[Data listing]
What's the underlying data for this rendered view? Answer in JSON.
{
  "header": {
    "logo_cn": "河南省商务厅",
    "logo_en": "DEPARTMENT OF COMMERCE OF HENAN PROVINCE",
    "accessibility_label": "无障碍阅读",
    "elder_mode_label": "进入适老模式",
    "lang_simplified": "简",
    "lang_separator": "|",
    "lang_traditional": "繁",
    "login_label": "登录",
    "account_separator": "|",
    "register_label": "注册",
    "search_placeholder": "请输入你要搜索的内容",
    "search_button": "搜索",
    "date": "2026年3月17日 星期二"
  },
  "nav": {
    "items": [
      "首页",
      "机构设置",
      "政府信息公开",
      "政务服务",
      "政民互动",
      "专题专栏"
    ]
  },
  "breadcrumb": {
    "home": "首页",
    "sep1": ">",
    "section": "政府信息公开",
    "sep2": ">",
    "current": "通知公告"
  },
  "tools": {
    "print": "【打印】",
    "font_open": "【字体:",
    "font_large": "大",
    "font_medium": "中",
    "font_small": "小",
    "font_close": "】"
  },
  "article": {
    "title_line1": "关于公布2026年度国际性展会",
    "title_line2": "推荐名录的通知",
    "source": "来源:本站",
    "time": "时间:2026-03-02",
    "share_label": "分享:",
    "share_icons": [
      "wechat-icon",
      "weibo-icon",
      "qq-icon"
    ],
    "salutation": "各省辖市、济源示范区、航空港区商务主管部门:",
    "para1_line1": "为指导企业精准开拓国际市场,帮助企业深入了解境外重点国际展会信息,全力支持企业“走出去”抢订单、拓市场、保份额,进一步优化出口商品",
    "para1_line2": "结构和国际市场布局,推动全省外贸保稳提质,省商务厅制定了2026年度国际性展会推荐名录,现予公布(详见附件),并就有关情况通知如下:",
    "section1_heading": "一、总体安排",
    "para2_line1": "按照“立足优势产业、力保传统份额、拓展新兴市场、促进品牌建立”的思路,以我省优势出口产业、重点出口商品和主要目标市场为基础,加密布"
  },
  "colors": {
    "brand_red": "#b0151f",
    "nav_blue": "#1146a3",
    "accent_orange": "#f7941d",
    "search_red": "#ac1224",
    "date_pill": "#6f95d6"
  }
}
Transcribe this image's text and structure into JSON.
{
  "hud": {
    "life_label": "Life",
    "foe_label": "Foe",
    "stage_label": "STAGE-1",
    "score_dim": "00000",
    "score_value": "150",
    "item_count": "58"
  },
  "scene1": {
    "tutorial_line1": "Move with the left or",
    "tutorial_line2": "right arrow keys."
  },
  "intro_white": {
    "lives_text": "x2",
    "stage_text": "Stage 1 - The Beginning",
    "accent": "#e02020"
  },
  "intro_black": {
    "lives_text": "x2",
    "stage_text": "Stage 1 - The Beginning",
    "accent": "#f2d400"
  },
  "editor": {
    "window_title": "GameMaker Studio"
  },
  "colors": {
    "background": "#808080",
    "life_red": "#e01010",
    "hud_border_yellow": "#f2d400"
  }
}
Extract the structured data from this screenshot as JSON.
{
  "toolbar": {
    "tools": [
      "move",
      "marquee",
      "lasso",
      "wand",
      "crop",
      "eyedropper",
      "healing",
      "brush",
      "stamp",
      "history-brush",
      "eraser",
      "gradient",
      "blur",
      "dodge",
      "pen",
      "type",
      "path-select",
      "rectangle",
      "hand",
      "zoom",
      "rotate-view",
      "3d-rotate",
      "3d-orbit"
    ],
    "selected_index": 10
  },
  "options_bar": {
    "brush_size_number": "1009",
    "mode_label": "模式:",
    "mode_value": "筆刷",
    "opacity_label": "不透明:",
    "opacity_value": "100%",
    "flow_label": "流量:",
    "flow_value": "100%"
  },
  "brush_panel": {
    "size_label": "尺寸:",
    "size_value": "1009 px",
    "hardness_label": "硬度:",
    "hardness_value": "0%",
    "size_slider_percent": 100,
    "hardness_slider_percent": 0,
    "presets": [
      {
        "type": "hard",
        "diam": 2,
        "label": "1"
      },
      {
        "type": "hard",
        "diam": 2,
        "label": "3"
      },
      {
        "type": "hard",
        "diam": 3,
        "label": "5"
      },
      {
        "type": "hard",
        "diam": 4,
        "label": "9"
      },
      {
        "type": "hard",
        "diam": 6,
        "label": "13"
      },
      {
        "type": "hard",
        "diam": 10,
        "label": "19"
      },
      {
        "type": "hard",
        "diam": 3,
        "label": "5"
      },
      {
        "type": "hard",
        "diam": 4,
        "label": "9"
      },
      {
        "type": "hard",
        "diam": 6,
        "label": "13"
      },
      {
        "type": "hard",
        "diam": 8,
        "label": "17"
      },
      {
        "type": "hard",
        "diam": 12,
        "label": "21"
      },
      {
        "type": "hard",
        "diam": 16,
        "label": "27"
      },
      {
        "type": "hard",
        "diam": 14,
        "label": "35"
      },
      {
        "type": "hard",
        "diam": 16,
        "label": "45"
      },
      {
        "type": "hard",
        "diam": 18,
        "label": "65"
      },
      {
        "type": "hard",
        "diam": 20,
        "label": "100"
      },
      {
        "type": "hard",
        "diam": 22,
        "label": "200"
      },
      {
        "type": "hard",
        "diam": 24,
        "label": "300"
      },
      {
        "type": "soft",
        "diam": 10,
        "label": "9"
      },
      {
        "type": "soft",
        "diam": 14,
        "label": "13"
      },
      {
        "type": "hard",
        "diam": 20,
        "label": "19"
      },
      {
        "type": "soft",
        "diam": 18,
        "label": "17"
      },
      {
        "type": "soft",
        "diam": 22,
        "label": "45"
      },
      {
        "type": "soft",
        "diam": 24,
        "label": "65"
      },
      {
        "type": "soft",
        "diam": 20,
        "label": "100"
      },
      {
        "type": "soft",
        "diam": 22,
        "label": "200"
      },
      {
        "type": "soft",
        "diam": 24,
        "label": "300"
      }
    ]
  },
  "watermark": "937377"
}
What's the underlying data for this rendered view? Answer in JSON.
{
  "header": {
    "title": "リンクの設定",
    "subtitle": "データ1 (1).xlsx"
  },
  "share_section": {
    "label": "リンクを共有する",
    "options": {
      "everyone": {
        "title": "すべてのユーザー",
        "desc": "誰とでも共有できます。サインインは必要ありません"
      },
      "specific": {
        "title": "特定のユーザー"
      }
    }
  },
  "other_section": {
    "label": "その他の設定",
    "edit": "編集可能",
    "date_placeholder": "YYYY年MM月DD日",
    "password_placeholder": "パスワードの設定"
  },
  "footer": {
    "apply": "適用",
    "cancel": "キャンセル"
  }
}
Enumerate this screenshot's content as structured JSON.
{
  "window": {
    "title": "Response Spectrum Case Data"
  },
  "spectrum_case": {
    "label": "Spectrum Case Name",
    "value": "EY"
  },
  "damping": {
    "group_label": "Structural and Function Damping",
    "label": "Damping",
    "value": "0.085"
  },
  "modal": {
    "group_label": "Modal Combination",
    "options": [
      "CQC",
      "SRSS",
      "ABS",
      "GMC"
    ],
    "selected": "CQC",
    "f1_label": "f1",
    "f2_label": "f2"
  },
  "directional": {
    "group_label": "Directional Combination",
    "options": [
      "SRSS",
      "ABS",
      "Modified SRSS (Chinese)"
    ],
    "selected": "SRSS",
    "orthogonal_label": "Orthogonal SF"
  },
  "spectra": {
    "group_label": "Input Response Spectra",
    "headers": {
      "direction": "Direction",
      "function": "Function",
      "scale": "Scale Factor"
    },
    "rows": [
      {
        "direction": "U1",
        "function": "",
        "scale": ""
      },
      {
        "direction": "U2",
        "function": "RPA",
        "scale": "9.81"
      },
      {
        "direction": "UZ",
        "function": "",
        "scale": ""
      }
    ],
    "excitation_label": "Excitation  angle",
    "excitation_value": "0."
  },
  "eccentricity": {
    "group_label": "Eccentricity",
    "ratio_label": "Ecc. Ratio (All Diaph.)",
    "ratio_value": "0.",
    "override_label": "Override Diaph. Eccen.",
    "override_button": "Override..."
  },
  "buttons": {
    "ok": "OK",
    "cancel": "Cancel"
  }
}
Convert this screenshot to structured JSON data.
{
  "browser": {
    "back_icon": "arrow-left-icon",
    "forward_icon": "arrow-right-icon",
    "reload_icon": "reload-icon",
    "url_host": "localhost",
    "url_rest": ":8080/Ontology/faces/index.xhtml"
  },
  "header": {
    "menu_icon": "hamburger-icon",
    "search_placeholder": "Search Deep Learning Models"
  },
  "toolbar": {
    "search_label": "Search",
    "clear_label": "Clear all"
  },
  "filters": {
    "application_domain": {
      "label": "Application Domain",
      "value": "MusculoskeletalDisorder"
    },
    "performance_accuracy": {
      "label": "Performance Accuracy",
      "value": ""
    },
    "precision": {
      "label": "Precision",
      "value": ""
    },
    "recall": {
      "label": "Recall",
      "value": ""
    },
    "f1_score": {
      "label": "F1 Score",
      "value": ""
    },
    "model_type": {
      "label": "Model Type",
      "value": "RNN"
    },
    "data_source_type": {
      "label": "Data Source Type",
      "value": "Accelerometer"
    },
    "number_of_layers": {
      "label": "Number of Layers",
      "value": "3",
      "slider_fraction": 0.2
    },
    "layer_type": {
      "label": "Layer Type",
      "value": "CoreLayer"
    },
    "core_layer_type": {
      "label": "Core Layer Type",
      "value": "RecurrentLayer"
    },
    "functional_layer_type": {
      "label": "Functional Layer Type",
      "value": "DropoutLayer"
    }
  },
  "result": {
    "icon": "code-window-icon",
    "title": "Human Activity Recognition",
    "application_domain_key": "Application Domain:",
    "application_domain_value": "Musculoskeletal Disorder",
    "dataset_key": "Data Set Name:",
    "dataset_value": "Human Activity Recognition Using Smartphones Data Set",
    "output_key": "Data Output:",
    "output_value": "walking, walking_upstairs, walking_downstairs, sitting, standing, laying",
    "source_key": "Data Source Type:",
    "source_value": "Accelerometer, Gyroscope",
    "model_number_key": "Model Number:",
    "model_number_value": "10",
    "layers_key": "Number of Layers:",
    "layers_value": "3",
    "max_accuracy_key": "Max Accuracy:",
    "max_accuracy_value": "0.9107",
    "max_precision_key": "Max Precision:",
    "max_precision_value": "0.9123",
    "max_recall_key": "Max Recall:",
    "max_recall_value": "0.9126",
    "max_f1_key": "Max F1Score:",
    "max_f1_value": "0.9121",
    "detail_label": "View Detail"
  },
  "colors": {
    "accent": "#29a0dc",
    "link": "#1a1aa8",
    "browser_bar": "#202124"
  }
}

(Goal): Look for lines containing the string "Override" and copy them all.

(Exercise answer):
    "override_label": "Override Diaph. Eccen.",
    "override_button": "Override..."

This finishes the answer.